[Exercise]: Give the number of lines below that contain the word "pelbagai", and nothing else.

****************************************

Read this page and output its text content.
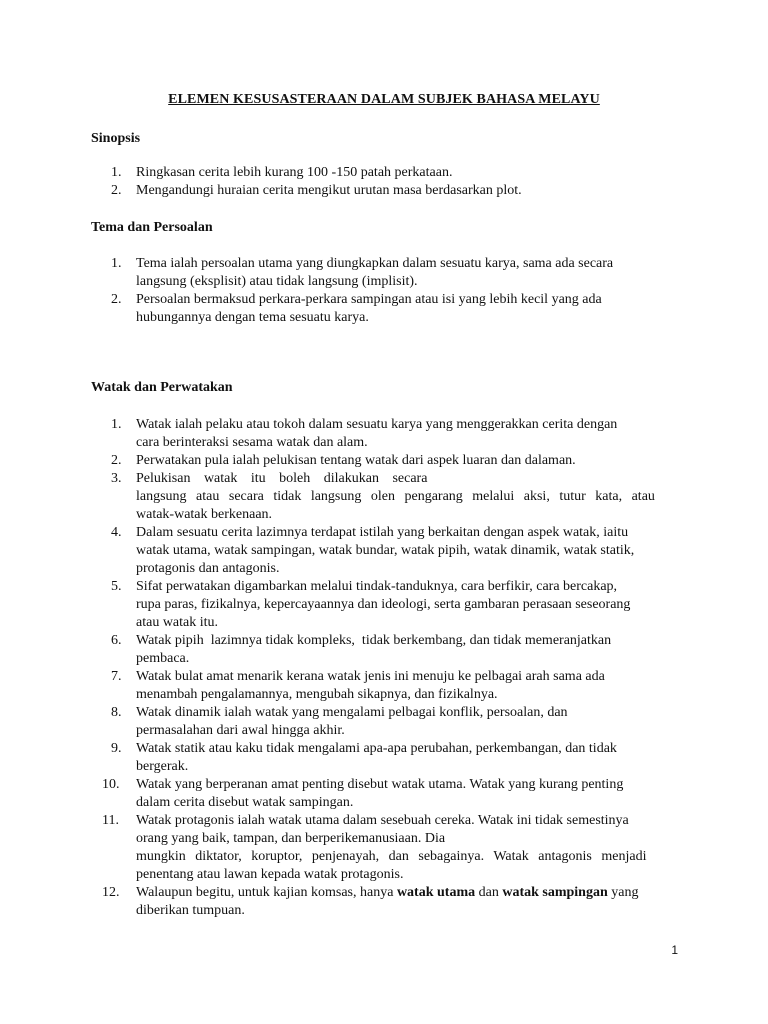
ELEMEN KESUSASTERAAN DALAM SUBJEK BAHASA MELAYU
Sinopsis
1. Ringkasan cerita lebih kurang 100 -150 patah perkataan.
2. Mengandungi huraian cerita mengikut urutan masa berdasarkan plot.
Tema dan Persoalan
1. Tema ialah persoalan utama yang diungkapkan dalam sesuatu karya, sama ada secara
langsung (eksplisit) atau tidak langsung (implisit).
2. Persoalan bermaksud perkara-perkara sampingan atau isi yang lebih kecil yang ada
hubungannya dengan tema sesuatu karya.
Watak dan Perwatakan
1. Watak ialah pelaku atau tokoh dalam sesuatu karya yang menggerakkan cerita dengan
cara berinteraksi sesama watak dan alam.
2. Perwatakan pula ialah pelukisan tentang watak dari aspek luaran dan dalaman.
3. Pelukisan watak itu boleh dilakukan secara
langsung atau secara tidak langsung olen pengarang melalui aksi, tutur kata, atau
watak-watak berkenaan.
4. Dalam sesuatu cerita lazimnya terdapat istilah yang berkaitan dengan aspek watak, iaitu
watak utama, watak sampingan, watak bundar, watak pipih, watak dinamik, watak statik,
protagonis dan antagonis.
5. Sifat perwatakan digambarkan melalui tindak-tanduknya, cara berfikir, cara bercakap,
rupa paras, fizikalnya, kepercayaannya dan ideologi, serta gambaran perasaan seseorang
atau watak itu.
6. Watak pipih  lazimnya tidak kompleks,  tidak berkembang, dan tidak memeranjatkan
pembaca.
7. Watak bulat amat menarik kerana watak jenis ini menuju ke pelbagai arah sama ada
menambah pengalamannya, mengubah sikapnya, dan fizikalnya.
8. Watak dinamik ialah watak yang mengalami pelbagai konflik, persoalan, dan
permasalahan dari awal hingga akhir.
9. Watak statik atau kaku tidak mengalami apa-apa perubahan, perkembangan, dan tidak
bergerak.
10. Watak yang berperanan amat penting disebut watak utama. Watak yang kurang penting
dalam cerita disebut watak sampingan.
11. Watak protagonis ialah watak utama dalam sesebuah cereka. Watak ini tidak semestinya
orang yang baik, tampan, dan berperikemanusiaan. Dia
mungkin diktator, koruptor, penjenayah, dan sebagainya. Watak antagonis menjadi
penentang atau lawan kepada watak protagonis.
12. Walaupun begitu, untuk kajian komsas, hanya watak utama dan watak sampingan yang
diberikan tumpuan.
1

****************************************

[Solved exercise]: 2